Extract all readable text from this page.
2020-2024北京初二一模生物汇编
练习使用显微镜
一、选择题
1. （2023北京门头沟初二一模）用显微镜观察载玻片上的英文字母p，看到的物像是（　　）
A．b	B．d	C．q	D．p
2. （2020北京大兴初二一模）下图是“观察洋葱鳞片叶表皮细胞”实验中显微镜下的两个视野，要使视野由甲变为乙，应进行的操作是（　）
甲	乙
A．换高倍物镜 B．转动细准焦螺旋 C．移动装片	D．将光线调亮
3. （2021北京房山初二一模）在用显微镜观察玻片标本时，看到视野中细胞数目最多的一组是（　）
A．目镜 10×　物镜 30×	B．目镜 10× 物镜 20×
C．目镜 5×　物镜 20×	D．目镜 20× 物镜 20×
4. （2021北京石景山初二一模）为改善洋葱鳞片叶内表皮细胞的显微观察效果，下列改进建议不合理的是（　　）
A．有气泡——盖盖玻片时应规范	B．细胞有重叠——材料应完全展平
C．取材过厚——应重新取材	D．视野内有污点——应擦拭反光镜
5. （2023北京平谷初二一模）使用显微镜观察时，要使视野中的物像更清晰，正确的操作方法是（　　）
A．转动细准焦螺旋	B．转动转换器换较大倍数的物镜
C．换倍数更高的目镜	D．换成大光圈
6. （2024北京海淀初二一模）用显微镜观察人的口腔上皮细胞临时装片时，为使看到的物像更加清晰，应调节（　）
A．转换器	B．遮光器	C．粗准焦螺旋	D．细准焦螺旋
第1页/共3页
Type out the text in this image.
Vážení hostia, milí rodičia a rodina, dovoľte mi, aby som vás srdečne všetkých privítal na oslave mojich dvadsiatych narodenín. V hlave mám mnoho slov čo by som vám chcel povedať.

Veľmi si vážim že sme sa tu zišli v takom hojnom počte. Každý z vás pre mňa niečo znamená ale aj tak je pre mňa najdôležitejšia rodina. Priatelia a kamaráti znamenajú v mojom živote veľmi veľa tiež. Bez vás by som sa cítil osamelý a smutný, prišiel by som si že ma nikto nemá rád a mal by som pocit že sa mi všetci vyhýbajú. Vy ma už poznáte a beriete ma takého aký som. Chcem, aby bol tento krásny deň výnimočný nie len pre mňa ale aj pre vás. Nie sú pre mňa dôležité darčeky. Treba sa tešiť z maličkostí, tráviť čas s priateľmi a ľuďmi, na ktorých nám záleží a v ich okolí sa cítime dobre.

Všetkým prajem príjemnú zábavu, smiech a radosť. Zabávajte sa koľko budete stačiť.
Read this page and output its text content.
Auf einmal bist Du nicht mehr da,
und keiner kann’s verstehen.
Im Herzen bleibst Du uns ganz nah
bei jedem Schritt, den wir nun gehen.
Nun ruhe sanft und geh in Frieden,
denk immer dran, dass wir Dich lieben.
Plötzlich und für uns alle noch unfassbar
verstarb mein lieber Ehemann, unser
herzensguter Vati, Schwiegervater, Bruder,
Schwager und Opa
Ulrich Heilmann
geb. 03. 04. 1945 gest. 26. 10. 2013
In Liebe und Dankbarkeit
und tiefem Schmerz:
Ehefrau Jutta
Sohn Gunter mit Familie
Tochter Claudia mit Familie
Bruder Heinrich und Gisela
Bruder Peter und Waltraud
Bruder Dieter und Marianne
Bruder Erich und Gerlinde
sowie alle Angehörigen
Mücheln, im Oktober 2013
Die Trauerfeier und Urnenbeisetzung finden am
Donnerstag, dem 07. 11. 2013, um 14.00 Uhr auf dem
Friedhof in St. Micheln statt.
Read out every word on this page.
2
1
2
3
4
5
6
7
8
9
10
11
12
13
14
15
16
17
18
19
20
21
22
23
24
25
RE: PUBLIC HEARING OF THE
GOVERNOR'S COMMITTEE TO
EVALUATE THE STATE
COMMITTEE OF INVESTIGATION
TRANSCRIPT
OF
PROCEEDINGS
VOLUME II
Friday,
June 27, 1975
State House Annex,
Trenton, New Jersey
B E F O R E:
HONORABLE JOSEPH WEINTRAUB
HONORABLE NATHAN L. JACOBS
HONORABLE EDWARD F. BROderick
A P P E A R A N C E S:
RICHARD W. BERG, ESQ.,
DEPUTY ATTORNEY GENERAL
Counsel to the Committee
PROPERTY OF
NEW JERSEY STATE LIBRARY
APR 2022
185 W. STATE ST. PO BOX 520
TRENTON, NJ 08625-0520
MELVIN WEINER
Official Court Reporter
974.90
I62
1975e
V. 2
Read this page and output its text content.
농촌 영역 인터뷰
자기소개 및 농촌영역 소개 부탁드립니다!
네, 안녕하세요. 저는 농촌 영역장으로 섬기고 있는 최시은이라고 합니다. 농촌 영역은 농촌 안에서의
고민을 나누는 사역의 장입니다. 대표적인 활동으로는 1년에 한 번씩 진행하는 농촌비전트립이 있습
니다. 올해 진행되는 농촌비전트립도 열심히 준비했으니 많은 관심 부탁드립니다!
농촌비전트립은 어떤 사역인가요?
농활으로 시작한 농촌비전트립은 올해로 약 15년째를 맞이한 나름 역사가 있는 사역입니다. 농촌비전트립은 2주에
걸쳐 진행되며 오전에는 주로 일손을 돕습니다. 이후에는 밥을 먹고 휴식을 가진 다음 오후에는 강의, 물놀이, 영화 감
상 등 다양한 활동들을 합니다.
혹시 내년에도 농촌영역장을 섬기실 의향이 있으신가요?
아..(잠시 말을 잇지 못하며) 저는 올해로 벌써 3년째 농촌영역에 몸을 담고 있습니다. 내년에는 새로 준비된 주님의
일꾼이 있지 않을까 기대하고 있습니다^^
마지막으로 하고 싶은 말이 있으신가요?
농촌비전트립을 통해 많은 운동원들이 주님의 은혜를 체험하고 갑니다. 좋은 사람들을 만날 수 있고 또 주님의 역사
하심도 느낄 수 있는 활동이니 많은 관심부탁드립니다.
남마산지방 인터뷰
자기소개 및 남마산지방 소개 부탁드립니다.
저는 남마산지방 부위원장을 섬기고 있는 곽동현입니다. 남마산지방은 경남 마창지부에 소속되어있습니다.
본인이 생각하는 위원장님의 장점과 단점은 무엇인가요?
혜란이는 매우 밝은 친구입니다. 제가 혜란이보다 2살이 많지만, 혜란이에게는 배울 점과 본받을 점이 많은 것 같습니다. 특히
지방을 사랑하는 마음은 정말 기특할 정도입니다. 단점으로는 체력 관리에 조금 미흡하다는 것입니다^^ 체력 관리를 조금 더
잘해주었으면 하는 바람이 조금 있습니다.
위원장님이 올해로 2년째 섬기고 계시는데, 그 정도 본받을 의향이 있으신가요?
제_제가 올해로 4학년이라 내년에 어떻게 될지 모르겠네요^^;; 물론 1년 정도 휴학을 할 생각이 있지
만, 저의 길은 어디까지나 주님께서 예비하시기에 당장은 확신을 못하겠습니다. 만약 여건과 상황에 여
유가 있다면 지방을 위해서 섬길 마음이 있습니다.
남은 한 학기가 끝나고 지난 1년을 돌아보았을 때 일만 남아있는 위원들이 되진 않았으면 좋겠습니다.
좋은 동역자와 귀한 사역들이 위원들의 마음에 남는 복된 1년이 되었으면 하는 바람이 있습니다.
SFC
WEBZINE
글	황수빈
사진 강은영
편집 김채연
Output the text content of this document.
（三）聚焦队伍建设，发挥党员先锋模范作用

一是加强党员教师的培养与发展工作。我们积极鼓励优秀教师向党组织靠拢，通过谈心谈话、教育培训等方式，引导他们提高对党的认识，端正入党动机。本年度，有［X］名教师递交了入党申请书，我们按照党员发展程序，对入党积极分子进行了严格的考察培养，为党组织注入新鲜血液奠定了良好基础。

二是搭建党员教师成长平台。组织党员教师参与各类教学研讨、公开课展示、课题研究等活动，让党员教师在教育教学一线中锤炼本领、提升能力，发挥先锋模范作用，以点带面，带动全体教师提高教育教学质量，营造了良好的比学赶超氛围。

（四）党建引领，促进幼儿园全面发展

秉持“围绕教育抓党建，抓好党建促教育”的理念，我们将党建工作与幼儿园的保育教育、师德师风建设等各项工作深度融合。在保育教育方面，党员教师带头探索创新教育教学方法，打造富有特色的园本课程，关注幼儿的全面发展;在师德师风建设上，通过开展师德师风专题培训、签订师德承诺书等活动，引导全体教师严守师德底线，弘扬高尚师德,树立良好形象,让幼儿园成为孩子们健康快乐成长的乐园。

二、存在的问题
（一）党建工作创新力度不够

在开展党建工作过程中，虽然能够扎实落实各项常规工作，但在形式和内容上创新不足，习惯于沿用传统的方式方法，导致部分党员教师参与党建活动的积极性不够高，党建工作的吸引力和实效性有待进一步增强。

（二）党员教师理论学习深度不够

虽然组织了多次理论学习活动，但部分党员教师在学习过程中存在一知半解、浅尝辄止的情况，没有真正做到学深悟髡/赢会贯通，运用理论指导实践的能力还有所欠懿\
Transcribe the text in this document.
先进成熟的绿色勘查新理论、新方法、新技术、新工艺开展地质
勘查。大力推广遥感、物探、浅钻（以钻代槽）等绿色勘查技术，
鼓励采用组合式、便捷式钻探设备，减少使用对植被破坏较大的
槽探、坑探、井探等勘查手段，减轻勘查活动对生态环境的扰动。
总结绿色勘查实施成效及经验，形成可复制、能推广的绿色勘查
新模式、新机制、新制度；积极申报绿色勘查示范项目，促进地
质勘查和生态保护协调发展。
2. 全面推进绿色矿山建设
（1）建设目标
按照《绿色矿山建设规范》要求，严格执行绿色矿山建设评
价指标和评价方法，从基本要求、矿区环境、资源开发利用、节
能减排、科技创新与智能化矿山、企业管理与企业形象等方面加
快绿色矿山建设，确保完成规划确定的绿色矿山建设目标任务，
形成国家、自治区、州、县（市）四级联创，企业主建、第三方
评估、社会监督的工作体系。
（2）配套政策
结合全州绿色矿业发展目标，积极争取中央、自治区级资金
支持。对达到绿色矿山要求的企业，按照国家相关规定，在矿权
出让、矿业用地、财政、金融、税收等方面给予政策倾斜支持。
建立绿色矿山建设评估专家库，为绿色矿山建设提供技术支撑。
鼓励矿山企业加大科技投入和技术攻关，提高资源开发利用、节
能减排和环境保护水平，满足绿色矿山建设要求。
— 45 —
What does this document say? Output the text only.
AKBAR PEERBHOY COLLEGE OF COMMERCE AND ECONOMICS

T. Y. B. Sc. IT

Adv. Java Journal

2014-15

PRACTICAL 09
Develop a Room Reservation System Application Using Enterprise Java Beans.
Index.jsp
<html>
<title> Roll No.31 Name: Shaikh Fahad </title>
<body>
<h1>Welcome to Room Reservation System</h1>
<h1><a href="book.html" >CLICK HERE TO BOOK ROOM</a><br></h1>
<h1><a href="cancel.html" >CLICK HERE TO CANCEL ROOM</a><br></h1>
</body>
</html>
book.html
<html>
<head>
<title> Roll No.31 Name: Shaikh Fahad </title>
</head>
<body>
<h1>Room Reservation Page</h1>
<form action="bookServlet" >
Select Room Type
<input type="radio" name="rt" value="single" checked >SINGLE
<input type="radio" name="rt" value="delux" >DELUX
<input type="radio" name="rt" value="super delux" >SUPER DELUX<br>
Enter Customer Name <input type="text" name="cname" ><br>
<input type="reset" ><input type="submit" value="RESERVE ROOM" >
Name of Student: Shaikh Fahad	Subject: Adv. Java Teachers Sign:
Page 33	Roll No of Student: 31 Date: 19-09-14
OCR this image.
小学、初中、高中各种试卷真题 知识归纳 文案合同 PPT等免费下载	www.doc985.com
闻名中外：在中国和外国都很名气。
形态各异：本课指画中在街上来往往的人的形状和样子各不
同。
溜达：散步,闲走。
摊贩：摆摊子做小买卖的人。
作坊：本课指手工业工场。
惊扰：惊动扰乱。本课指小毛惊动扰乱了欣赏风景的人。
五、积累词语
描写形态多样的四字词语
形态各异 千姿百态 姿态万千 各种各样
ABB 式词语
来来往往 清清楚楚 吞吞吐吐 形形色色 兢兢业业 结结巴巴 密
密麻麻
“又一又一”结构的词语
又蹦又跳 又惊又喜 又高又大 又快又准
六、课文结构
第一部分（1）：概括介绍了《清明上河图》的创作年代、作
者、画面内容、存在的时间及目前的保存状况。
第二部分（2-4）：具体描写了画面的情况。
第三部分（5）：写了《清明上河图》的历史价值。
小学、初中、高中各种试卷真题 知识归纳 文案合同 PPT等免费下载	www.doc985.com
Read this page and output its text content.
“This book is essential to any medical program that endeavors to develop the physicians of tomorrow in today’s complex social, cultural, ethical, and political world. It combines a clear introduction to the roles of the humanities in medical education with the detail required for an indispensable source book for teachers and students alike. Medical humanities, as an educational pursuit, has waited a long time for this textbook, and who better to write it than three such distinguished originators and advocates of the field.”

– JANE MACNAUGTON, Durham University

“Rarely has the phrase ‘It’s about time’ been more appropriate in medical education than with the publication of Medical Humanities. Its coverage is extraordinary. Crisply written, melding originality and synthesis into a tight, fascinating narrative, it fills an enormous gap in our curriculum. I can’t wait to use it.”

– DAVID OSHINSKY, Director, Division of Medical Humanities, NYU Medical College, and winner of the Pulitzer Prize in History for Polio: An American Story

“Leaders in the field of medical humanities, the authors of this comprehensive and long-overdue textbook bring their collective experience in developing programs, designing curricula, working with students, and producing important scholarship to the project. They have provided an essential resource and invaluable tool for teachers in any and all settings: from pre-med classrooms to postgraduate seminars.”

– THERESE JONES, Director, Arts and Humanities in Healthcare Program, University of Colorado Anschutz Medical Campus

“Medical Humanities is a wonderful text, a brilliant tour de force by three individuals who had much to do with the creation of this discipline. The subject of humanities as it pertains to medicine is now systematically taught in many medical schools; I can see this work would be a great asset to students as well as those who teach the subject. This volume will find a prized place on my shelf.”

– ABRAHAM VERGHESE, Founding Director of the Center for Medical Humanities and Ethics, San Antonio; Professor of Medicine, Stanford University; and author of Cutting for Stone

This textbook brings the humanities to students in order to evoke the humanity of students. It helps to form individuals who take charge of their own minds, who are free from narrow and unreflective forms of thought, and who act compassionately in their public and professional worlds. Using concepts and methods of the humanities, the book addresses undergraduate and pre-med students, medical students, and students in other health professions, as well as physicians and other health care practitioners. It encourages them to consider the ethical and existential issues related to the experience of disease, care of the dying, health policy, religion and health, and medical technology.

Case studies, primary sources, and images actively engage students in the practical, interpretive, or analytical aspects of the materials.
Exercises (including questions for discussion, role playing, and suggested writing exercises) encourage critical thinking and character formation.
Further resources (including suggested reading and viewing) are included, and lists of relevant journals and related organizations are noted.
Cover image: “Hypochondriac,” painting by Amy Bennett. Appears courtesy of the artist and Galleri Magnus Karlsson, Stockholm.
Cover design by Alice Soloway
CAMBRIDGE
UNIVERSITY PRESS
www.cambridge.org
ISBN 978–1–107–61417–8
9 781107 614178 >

***

== WHAT NEEDS TO BE DONE ==
Check each line of the records above for the string "清明上河图", and report every line that has it.

== SOLVED EXERCISE ==
第一部分（1）：概括介绍了《清明上河图》的创作年代、作
第三部分（5）：写了《清明上河图》的历史价值。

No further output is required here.